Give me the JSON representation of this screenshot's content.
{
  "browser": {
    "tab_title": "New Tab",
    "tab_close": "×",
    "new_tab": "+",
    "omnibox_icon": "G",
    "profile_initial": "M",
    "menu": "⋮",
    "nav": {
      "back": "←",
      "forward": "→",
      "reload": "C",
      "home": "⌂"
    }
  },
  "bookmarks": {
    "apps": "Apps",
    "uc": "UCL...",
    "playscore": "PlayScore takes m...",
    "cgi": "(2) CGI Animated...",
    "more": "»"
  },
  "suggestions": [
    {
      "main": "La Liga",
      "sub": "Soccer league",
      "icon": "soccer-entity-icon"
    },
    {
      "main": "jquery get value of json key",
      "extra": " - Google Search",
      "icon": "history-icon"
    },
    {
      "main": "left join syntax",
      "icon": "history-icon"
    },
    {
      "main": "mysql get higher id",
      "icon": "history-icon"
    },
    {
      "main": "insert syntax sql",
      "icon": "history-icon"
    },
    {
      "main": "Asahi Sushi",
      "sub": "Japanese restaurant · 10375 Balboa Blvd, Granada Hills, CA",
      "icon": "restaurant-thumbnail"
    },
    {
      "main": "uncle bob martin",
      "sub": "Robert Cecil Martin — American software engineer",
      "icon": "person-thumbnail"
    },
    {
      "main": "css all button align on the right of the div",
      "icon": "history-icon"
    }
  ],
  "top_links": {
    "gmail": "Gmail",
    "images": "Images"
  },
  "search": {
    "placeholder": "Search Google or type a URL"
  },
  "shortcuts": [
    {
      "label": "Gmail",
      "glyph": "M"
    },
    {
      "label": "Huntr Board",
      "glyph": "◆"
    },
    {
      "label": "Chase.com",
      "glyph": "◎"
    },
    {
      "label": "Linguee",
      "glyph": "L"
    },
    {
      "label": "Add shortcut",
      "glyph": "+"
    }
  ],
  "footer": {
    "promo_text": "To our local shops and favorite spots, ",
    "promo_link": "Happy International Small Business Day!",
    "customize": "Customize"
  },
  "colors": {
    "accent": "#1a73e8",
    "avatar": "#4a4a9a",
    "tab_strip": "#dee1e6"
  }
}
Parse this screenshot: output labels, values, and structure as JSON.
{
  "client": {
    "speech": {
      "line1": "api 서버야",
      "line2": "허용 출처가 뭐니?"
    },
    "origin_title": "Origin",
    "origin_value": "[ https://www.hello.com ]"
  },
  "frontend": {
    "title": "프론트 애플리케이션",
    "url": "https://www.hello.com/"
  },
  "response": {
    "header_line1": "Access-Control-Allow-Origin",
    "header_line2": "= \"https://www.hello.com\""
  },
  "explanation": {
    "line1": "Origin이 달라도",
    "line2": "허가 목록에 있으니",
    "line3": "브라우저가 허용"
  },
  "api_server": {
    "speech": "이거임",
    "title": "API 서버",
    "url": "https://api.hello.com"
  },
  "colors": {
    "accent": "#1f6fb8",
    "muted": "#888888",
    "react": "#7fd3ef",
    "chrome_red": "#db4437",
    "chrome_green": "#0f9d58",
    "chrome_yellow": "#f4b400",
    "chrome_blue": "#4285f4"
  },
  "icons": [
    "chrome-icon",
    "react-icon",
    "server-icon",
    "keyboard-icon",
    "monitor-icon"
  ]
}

========================================================================

◆ **Goal**
Everything from the line containing "Parse this screenshot: output" through the final line of the listing, inclusive, must be reproduced exactly; leave out the rest.

◆ **Exercise result**
Parse this screenshot: output labels, values, and structure as JSON.
{
  "client": {
    "speech": {
      "line1": "api 서버야",
      "line2": "허용 출처가 뭐니?"
    },
    "origin_title": "Origin",
    "origin_value": "[ https://www.hello.com ]"
  },
  "frontend": {
    "title": "프론트 애플리케이션",
    "url": "https://www.hello.com/"
  },
  "response": {
    "header_line1": "Access-Control-Allow-Origin",
    "header_line2": "= \"https://www.hello.com\""
  },
  "explanation": {
    "line1": "Origin이 달라도",
    "line2": "허가 목록에 있으니",
    "line3": "브라우저가 허용"
  },
  "api_server": {
    "speech": "이거임",
    "title": "API 서버",
    "url": "https://api.hello.com"
  },
  "colors": {
    "accent": "#1f6fb8",
    "muted": "#888888",
    "react": "#7fd3ef",
    "chrome_red": "#db4437",
    "chrome_green": "#0f9d58",
    "chrome_yellow": "#f4b400",
    "chrome_blue": "#4285f4"
  },
  "icons": [
    "chrome-icon",
    "react-icon",
    "server-icon",
    "keyboard-icon",
    "monitor-icon"
  ]
}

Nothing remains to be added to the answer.